▶ [Records from a data source]:
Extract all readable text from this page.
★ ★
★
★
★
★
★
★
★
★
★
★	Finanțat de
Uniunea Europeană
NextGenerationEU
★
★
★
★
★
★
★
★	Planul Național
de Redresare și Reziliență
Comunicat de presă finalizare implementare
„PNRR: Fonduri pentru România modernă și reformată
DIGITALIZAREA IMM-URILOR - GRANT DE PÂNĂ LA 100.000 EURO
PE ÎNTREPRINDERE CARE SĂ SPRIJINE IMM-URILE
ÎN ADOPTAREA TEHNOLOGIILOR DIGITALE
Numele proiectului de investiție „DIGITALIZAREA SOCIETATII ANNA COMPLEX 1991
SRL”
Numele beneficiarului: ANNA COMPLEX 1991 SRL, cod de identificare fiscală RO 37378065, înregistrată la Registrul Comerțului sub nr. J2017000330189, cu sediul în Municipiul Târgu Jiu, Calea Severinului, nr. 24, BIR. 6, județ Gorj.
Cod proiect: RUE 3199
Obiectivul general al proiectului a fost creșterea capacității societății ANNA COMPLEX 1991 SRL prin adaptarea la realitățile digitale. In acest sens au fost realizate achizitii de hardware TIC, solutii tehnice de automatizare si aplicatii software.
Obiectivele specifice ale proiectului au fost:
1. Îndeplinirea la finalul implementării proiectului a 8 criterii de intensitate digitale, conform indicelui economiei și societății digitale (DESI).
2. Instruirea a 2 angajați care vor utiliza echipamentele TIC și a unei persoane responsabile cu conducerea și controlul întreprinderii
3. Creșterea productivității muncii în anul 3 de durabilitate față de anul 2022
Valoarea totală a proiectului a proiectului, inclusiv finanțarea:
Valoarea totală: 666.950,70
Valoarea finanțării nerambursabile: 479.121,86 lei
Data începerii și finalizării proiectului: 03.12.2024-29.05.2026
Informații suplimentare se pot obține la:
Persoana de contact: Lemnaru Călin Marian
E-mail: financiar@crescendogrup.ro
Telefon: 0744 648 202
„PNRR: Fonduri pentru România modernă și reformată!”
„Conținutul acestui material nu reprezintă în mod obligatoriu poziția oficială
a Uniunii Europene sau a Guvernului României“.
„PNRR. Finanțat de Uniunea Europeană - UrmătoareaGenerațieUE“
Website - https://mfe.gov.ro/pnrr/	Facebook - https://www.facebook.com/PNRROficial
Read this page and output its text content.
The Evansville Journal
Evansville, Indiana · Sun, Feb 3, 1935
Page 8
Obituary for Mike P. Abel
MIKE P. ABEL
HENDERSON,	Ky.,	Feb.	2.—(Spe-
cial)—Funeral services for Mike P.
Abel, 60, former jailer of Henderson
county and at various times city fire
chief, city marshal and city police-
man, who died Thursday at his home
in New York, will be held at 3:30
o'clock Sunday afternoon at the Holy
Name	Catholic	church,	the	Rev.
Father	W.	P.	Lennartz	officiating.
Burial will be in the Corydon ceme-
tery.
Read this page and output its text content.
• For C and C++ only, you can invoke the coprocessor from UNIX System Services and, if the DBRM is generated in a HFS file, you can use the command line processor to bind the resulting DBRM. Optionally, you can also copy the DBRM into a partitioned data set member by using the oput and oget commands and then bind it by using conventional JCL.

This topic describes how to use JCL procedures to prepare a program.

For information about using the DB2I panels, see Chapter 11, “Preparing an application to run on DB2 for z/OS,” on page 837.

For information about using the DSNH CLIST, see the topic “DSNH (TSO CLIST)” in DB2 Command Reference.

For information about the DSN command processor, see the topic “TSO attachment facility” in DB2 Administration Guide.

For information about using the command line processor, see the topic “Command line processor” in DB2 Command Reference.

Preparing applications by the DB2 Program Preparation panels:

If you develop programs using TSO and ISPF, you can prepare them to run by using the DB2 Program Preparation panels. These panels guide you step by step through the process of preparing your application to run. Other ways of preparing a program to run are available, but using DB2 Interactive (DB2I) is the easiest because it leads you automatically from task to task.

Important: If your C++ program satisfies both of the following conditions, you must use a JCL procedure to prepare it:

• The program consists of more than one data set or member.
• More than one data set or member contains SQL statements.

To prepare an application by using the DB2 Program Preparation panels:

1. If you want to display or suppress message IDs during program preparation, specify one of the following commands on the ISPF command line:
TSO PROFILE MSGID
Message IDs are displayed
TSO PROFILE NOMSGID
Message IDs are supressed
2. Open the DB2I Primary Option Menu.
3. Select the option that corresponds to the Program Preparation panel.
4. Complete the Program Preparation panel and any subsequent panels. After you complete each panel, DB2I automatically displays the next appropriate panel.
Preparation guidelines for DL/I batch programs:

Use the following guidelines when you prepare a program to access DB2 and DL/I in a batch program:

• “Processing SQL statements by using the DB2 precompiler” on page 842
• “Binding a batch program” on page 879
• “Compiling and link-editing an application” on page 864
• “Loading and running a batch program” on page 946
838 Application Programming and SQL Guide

▶ [What the task asks]: Select and copy every line from the records that includes the word "Numele".

▶ [Task response]:
Numele proiectului de investiție „DIGITALIZAREA SOCIETATII ANNA COMPLEX 1991
Numele beneficiarului: ANNA COMPLEX 1991 SRL, cod de identificare fiscală RO 37378065, înregistrată la Registrul Comerțului sub nr. J2017000330189, cu sediul în Municipiul Târgu Jiu, Calea Severinului, nr. 24, BIR. 6, județ Gorj.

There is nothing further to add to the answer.